DIRECTIONS
Will you extract the entries word for word? Images should not appear in the copy.

================================

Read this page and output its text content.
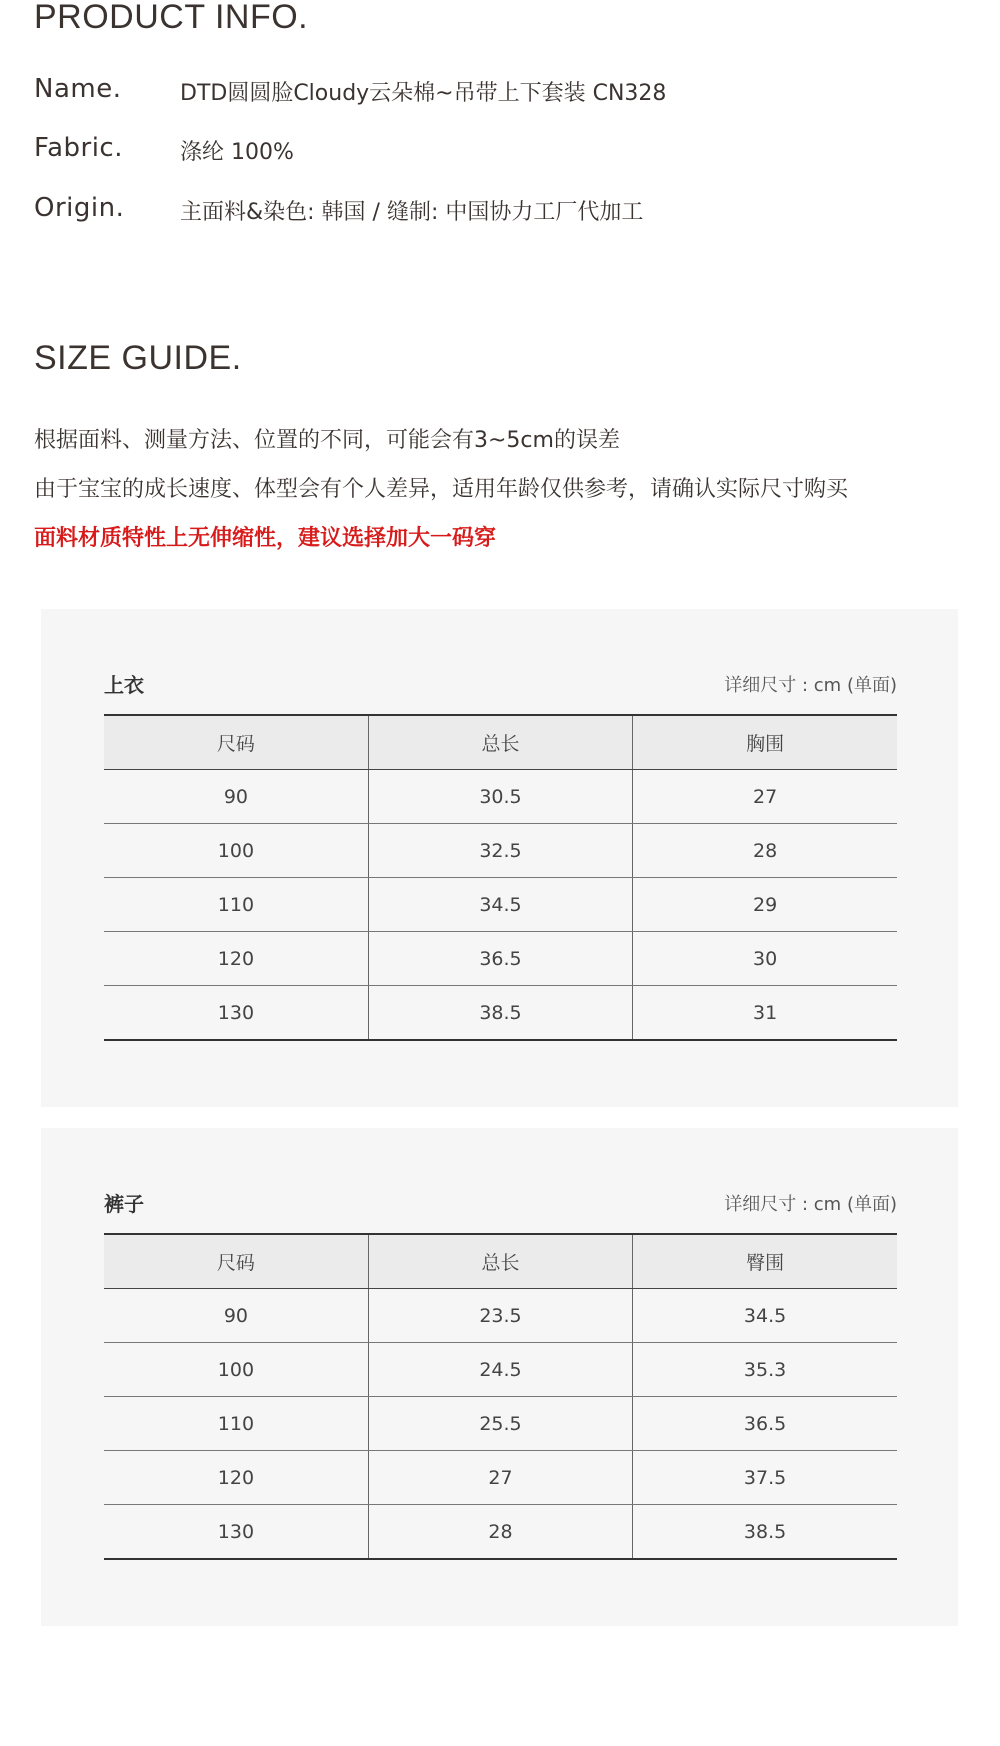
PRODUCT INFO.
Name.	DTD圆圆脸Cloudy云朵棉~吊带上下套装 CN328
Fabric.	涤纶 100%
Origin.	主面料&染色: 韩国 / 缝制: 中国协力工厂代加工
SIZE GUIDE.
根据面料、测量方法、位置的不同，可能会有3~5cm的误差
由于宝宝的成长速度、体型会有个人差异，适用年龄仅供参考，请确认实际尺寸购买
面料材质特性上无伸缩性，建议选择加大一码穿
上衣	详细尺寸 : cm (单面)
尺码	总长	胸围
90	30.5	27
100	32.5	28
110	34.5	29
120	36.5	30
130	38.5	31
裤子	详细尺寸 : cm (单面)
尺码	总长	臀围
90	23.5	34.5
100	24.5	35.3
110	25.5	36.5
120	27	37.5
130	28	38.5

================================

EXPECTED OUTPUT
Read this page and output its text content.
PRODUCT INFO.
Name.	DTD圆圆脸Cloudy云朵棉~吊带上下套装 CN328
Fabric.	涤纶 100%
Origin.	主面料&染色: 韩国 / 缝制: 中国协力工厂代加工
SIZE GUIDE.
根据面料、测量方法、位置的不同，可能会有3~5cm的误差
由于宝宝的成长速度、体型会有个人差异，适用年龄仅供参考，请确认实际尺寸购买
面料材质特性上无伸缩性，建议选择加大一码穿
上衣	详细尺寸 : cm (单面)
尺码	总长	胸围
90	30.5	27
100	32.5	28
110	34.5	29
120	36.5	30
130	38.5	31
裤子	详细尺寸 : cm (单面)
尺码	总长	臀围
90	23.5	34.5
100	24.5	35.3
110	25.5	36.5
120	27	37.5
130	28	38.5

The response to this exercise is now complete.